• _Given problem_: Take every line that has the string "обеспечения" and copy it out.

• _Entries shown_:
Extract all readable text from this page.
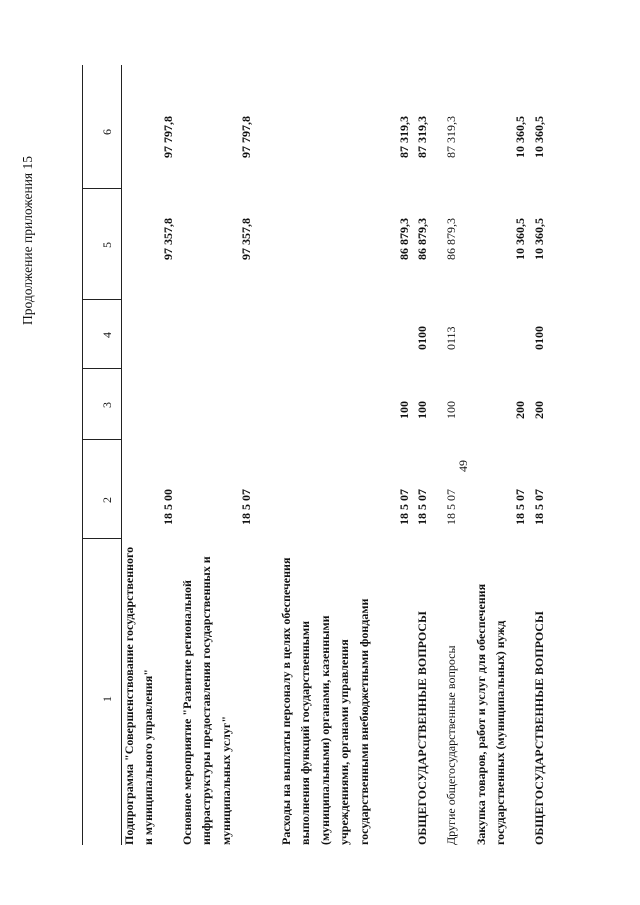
49
Продолжение приложения 15
1
2
3
4
5
6
Подпрограмма "Совершенствование государственного и муниципального управления"
18 5 00
97 357,8
97 797,8
Основное мероприятие "Развитие региональной инфраструктуры предоставления государственных и муниципальных услуг"
18 5 07
97 357,8
97 797,8
Расходы на выплаты персоналу в целях обеспечения выполнения функций государственными (муниципальными) органами, казенными учреждениями, органами управления государственными внебюджетными фондами
18 5 07
100
86 879,3
87 319,3
ОБЩЕГОСУДАРСТВЕННЫЕ ВОПРОСЫ
18 5 07
100
0100
86 879,3
87 319,3
Другие общегосударственные вопросы
18 5 07
100
0113
86 879,3
87 319,3
Закупка товаров, работ и услуг для обеспечения государственных (муниципальных) нужд
18 5 07
200
10 360,5
10 360,5
ОБЩЕГОСУДАРСТВЕННЫЕ ВОПРОСЫ
18 5 07
200
0100
10 360,5
10 360,5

• _Expected answer_:
Расходы на выплаты персоналу в целях обеспечения выполнения функций государственными (муниципальными) органами, казенными учреждениями, органами управления государственными внебюджетными фондами
Закупка товаров, работ и услуг для обеспечения государственных (муниципальных) нужд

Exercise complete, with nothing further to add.